> [INSTRUCTION]:
What you return should match every record exactly, with the images removed.

Some records
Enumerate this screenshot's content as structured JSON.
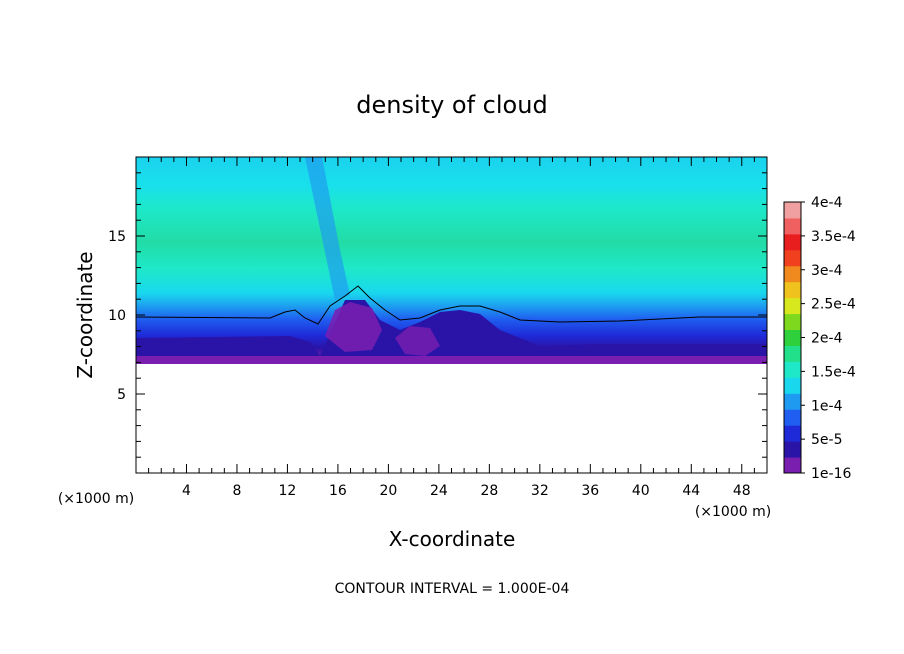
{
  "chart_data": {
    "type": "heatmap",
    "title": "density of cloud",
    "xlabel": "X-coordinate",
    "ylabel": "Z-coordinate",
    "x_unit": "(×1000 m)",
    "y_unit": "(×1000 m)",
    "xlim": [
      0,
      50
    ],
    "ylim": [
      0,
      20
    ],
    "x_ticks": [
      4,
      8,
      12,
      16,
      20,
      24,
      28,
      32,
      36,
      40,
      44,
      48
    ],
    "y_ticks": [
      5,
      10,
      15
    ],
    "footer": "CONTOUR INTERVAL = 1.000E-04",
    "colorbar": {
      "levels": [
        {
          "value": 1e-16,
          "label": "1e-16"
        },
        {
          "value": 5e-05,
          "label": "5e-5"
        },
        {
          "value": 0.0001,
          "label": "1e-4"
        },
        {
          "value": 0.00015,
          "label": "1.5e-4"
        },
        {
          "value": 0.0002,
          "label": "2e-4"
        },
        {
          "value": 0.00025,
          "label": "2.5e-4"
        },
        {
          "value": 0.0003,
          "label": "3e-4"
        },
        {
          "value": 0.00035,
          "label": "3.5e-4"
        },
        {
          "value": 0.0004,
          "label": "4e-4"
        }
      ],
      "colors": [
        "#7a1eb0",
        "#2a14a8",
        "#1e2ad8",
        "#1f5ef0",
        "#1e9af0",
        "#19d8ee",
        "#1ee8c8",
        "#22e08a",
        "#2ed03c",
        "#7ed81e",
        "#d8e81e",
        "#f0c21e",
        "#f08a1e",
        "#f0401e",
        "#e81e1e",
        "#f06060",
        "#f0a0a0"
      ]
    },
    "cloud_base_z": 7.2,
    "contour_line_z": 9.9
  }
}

> [CORRECT RESPONSE]:
Enumerate this screenshot's content as structured JSON.
{
  "chart_data": {
    "type": "heatmap",
    "title": "density of cloud",
    "xlabel": "X-coordinate",
    "ylabel": "Z-coordinate",
    "x_unit": "(×1000 m)",
    "y_unit": "(×1000 m)",
    "xlim": [
      0,
      50
    ],
    "ylim": [
      0,
      20
    ],
    "x_ticks": [
      4,
      8,
      12,
      16,
      20,
      24,
      28,
      32,
      36,
      40,
      44,
      48
    ],
    "y_ticks": [
      5,
      10,
      15
    ],
    "footer": "CONTOUR INTERVAL = 1.000E-04",
    "colorbar": {
      "levels": [
        {
          "value": 1e-16,
          "label": "1e-16"
        },
        {
          "value": 5e-05,
          "label": "5e-5"
        },
        {
          "value": 0.0001,
          "label": "1e-4"
        },
        {
          "value": 0.00015,
          "label": "1.5e-4"
        },
        {
          "value": 0.0002,
          "label": "2e-4"
        },
        {
          "value": 0.00025,
          "label": "2.5e-4"
        },
        {
          "value": 0.0003,
          "label": "3e-4"
        },
        {
          "value": 0.00035,
          "label": "3.5e-4"
        },
        {
          "value": 0.0004,
          "label": "4e-4"
        }
      ],
      "colors": [
        "#7a1eb0",
        "#2a14a8",
        "#1e2ad8",
        "#1f5ef0",
        "#1e9af0",
        "#19d8ee",
        "#1ee8c8",
        "#22e08a",
        "#2ed03c",
        "#7ed81e",
        "#d8e81e",
        "#f0c21e",
        "#f08a1e",
        "#f0401e",
        "#e81e1e",
        "#f06060",
        "#f0a0a0"
      ]
    },
    "cloud_base_z": 7.2,
    "contour_line_z": 9.9
  }
}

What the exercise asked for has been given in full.